### Extrait de page
--- --- ---

Entretien avec Patrice Brun de l’Université de Paris I Sorbonne-Panthéon en complément de « L’éprouvante vie d’épouse de la fille d’Egdved »
Patrice Brun est professeur d'archéologie à l'Université Paris I Sorbonne-Panthéon. En complément du billet "L'éprouvante vie d'épouse de la fille d'Egtved", il répond à quelques questions sur l'évolution des sociétés européennes pendant l'Âge du bronze et sur les conséquences de cette évolution pour les femmes de l'élite.
François Savatier: Patrice Brun, vous avez réfléchi à l'émergence des réseaux d'échange à grande distance et à leur rôle dans la stratification hiérarchique des sociétés anciennes. Pourquoi?

--- --- ---

### Consigne A
Répondez à ces questions sur l'entretien avec Patrice Brun :
(i) Dans quelle université Patrice Brun enseigne-t-il ?
(ii) Quelle discipline enseigne-t-il ?
(iii) Qui lui pose la question sur les réseaux d'échange à grande distance ?
### Consigne B
Donnez la suite de l'entretien avec Patrice Brun sur l'Âge du bronze, à partir de sa dernière question.

### Données sources

--- --- ---

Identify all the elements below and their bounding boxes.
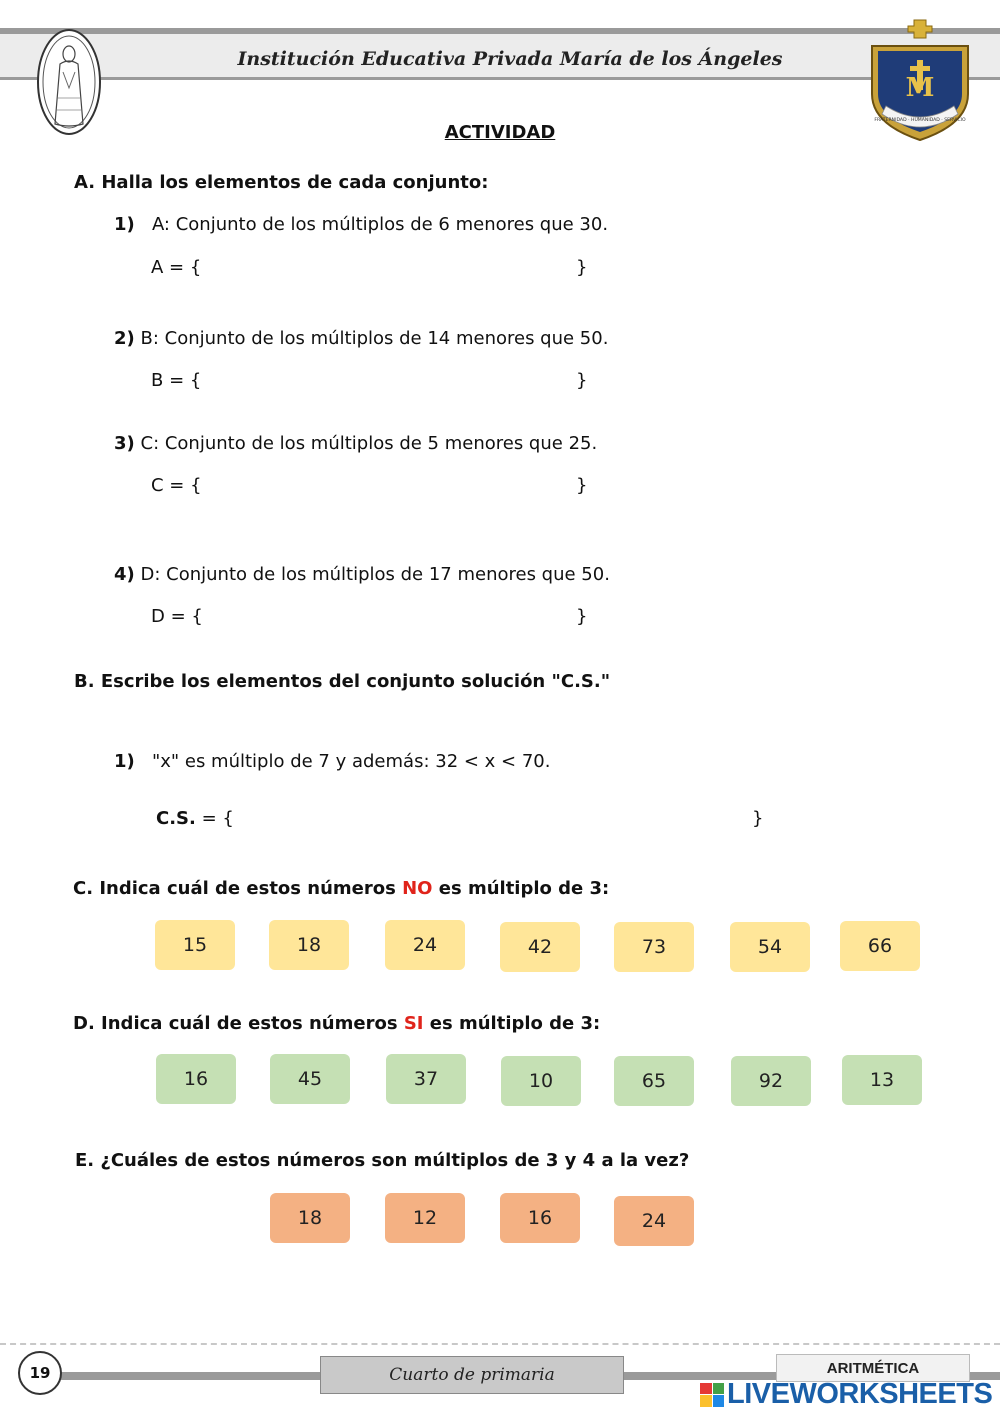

--- --- ---

### Résultat A
(i) À l'Université Paris I Sorbonne-Panthéon.
(ii) L'archéologie.
(iii) François Savatier.

### Résultat B
Patrice Brun: J'étudie plus particulièrement la protohistoire européenne. Or, pendant cette période qui s'étend sur les sept millénaires précédant notre ère et va de l'adoption d'une économie agropastorale à l'émergence de l'Etat, le lien entre les réseaux d’échange à longue distance et les élites sociales se manifeste dans la majorité des tombes individuelles les plus riches et les plus monumentales. Dans la plupart de ces tombes de privilégiés, on constate en effet la présence d’objets dont les matériaux ou les techniques de fabrication indiquent une origine lointaine. Et dans de nombreux cas, ces biens ont manifestement été déposés là pour afficher aux yeux de tous ceux qui assistaient à la cérémonie d’enterrement les relations que le défunt entretenait de son vivant avec des étrangers. Comprendre comment et pourquoi les sociétés ont évolué vers des formes d’organisation plus hiérarchisées et plus complexes exige donc d’interroger ce lien.
F.S: Quand le phénomène commence-t-il, et pourquoi s'établit-il?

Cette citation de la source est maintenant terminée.